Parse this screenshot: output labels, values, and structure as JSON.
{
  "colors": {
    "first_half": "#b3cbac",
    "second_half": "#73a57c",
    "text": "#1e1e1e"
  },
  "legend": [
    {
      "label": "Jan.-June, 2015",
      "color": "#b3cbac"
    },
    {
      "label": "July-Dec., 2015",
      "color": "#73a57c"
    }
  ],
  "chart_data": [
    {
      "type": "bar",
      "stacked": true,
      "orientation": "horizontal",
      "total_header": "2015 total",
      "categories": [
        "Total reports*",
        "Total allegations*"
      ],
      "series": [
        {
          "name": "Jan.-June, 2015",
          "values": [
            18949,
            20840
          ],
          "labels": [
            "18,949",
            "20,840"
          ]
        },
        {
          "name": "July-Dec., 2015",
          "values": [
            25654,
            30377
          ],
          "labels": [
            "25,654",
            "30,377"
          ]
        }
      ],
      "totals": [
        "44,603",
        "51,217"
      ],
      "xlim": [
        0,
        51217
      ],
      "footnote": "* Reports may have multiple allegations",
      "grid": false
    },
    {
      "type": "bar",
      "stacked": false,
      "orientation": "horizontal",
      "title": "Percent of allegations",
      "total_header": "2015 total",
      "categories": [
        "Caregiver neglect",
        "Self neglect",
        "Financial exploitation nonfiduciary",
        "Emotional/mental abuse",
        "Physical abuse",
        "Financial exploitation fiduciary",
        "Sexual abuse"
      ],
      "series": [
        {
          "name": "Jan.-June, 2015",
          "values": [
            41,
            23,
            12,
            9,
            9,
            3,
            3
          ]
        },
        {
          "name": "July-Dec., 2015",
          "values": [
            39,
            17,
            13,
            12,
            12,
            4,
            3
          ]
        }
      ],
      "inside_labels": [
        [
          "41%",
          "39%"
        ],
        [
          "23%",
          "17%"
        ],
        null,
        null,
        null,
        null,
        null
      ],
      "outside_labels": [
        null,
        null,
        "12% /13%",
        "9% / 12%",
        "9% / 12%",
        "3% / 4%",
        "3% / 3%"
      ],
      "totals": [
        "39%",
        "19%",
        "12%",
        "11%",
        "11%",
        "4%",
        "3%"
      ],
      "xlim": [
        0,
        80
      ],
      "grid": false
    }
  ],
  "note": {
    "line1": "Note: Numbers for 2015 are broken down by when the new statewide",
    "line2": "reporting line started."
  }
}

○ ○ ○

AIM:
Pick out every line holding the string "Financial" and return it.

WRITTEN ANSWER:
        "Financial exploitation nonfiduciary",
        "Financial exploitation fiduciary",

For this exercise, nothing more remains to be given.